Dataset records:

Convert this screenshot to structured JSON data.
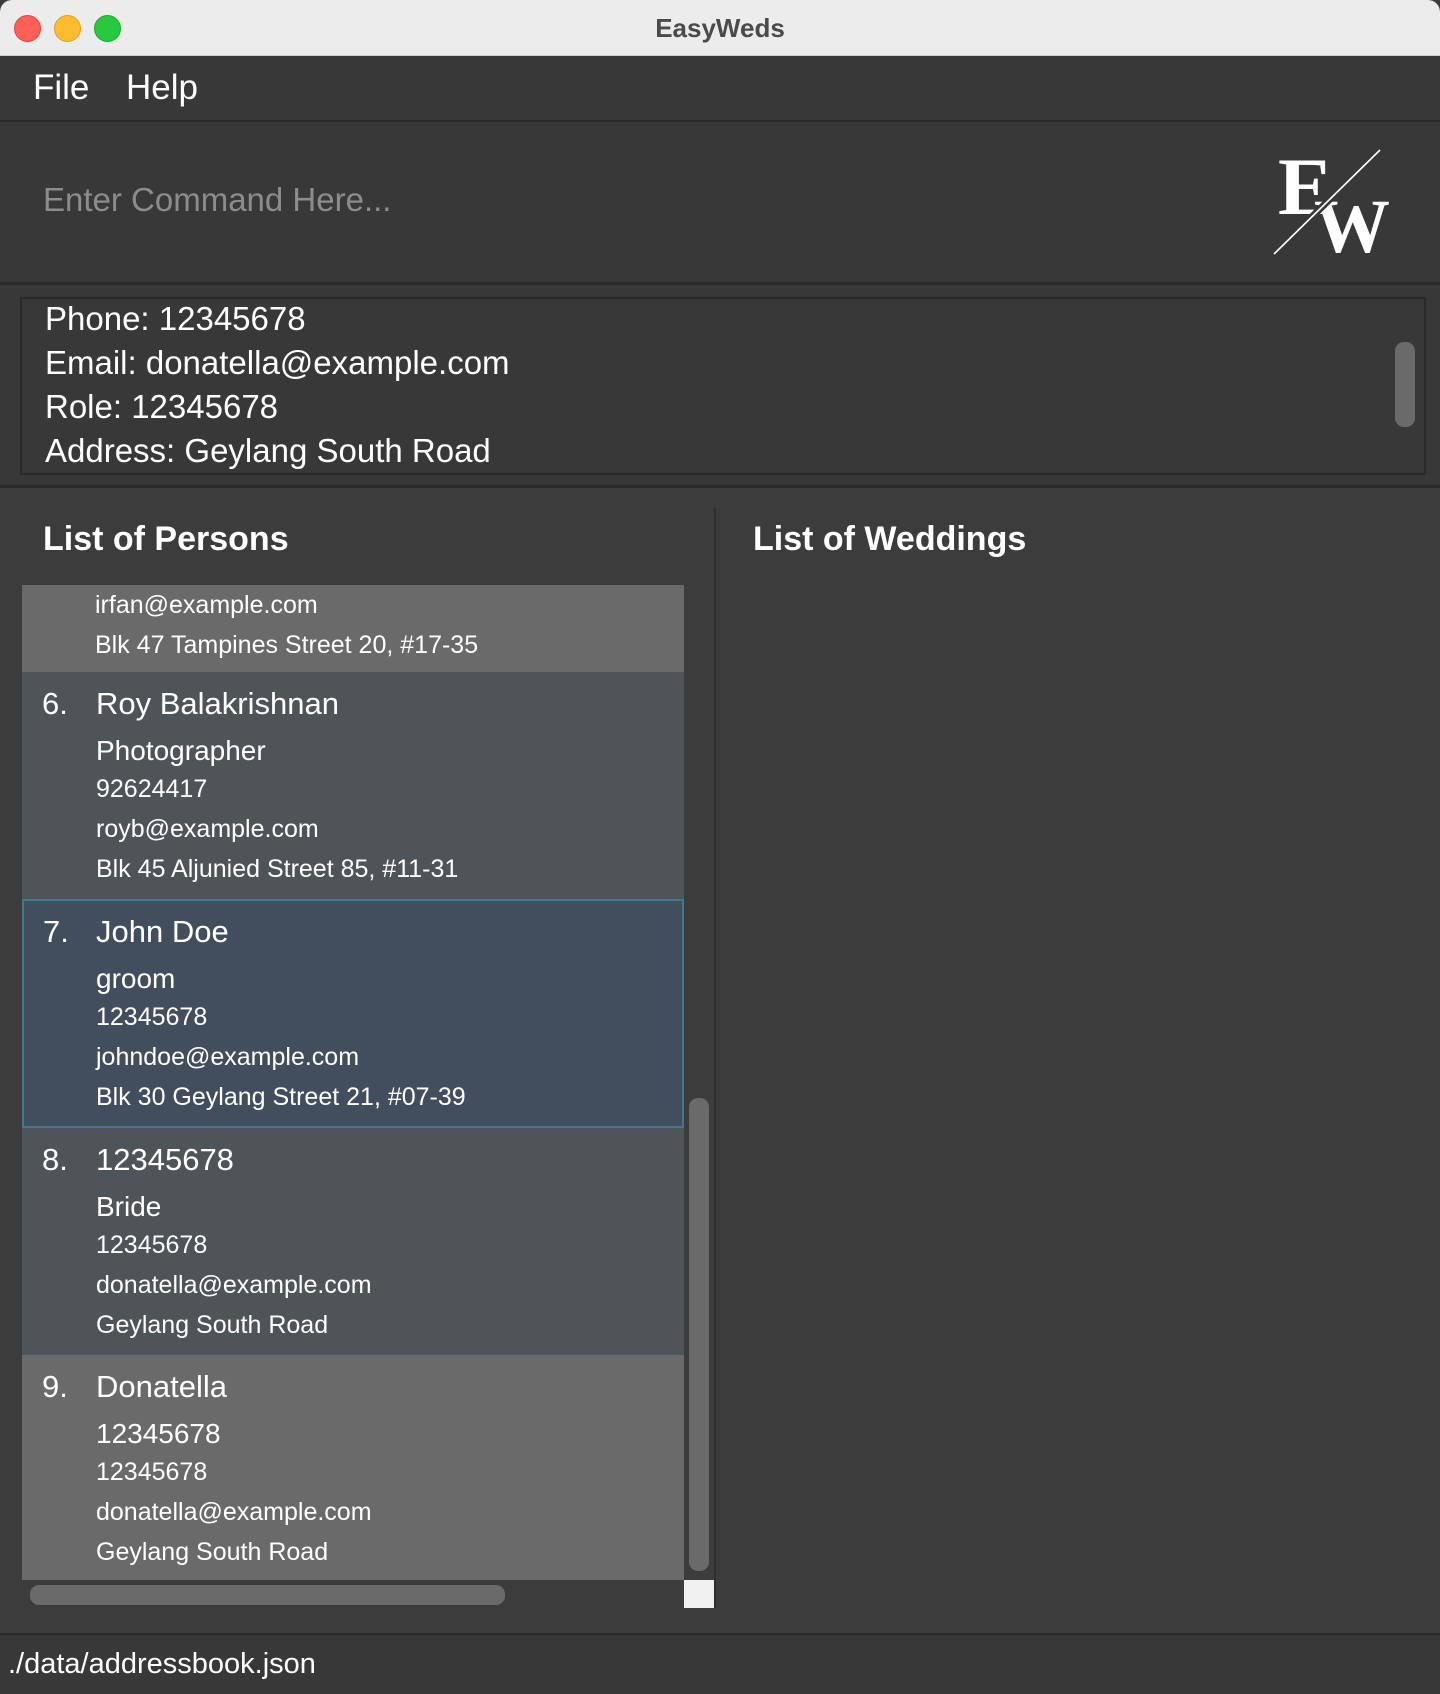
{
  "window": {
    "title": "EasyWeds"
  },
  "menu": {
    "file": "File",
    "help": "Help"
  },
  "command": {
    "placeholder": "Enter Command Here..."
  },
  "logo": {
    "text": "EW"
  },
  "result": {
    "lines": [
      "Phone: 12345678",
      "Email: donatella@example.com",
      "Role: 12345678",
      "Address: Geylang South Road"
    ]
  },
  "persons_panel": {
    "title": "List of Persons",
    "partial_card": {
      "email": "irfan@example.com",
      "address": "Blk 47 Tampines Street 20, #17-35"
    },
    "cards": [
      {
        "index": "6.",
        "name": "Roy Balakrishnan",
        "role": "Photographer",
        "phone": "92624417",
        "email": "royb@example.com",
        "address": "Blk 45 Aljunied Street 85, #11-31"
      },
      {
        "index": "7.",
        "name": "John Doe",
        "role": "groom",
        "phone": "12345678",
        "email": "johndoe@example.com",
        "address": "Blk 30 Geylang Street 21, #07-39"
      },
      {
        "index": "8.",
        "name": "12345678",
        "role": "Bride",
        "phone": "12345678",
        "email": "donatella@example.com",
        "address": "Geylang South Road"
      },
      {
        "index": "9.",
        "name": "Donatella",
        "role": "12345678",
        "phone": "12345678",
        "email": "donatella@example.com",
        "address": "Geylang South Road"
      }
    ]
  },
  "weddings_panel": {
    "title": "List of Weddings"
  },
  "status": {
    "file_path": "./data/addressbook.json"
  }
}
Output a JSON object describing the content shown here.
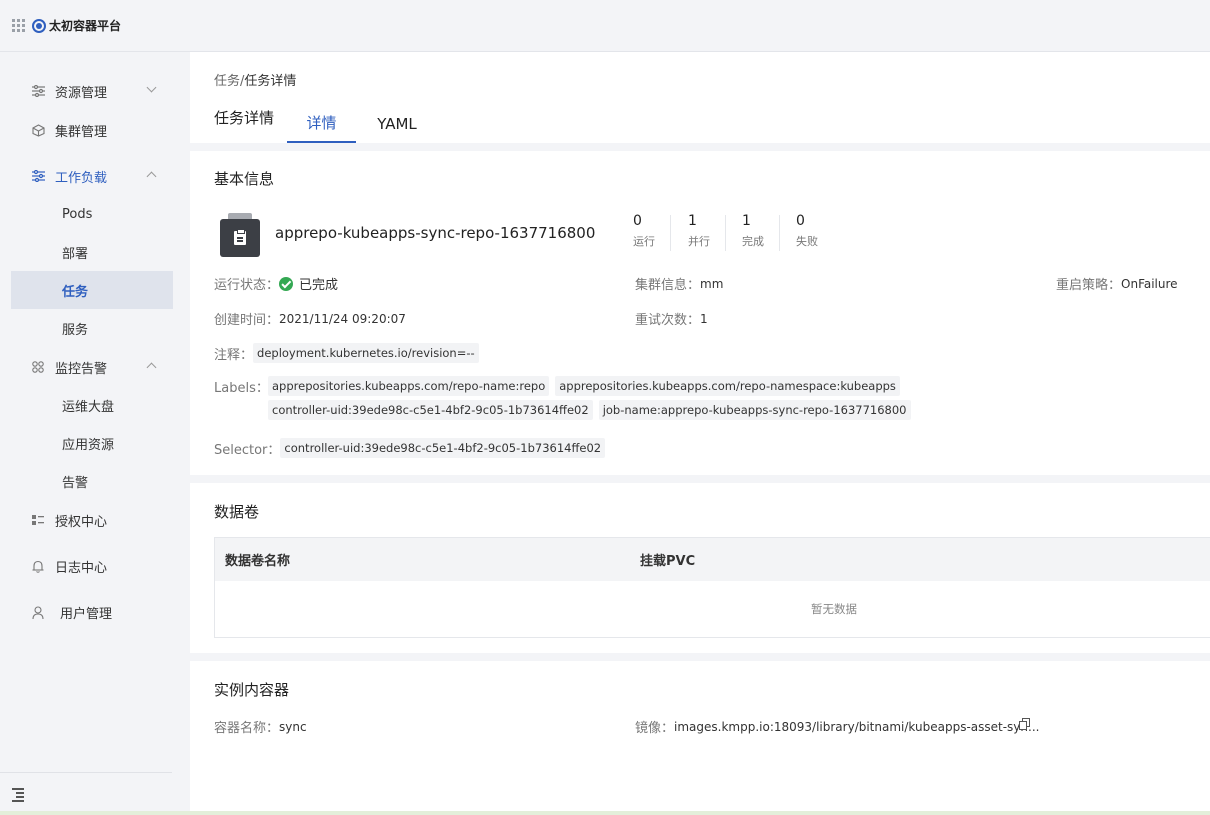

_Problem_
Reproduce every line exactly and omit all pictures.

_Solution_
Convert this screenshot to structured JSON data.
{
  "window": {
    "title": "EasyWeds"
  },
  "menu": {
    "file": "File",
    "help": "Help"
  },
  "command": {
    "placeholder": "Enter Command Here..."
  },
  "logo": {
    "text": "EW"
  },
  "result": {
    "lines": [
      "Phone: 12345678",
      "Email: donatella@example.com",
      "Role: 12345678",
      "Address: Geylang South Road"
    ]
  },
  "persons_panel": {
    "title": "List of Persons",
    "partial_card": {
      "email": "irfan@example.com",
      "address": "Blk 47 Tampines Street 20, #17-35"
    },
    "cards": [
      {
        "index": "6.",
        "name": "Roy Balakrishnan",
        "role": "Photographer",
        "phone": "92624417",
        "email": "royb@example.com",
        "address": "Blk 45 Aljunied Street 85, #11-31"
      },
      {
        "index": "7.",
        "name": "John Doe",
        "role": "groom",
        "phone": "12345678",
        "email": "johndoe@example.com",
        "address": "Blk 30 Geylang Street 21, #07-39"
      },
      {
        "index": "8.",
        "name": "12345678",
        "role": "Bride",
        "phone": "12345678",
        "email": "donatella@example.com",
        "address": "Geylang South Road"
      },
      {
        "index": "9.",
        "name": "Donatella",
        "role": "12345678",
        "phone": "12345678",
        "email": "donatella@example.com",
        "address": "Geylang South Road"
      }
    ]
  },
  "weddings_panel": {
    "title": "List of Weddings"
  },
  "status": {
    "file_path": "./data/addressbook.json"
  }
}
Output a JSON object describing the content shown here.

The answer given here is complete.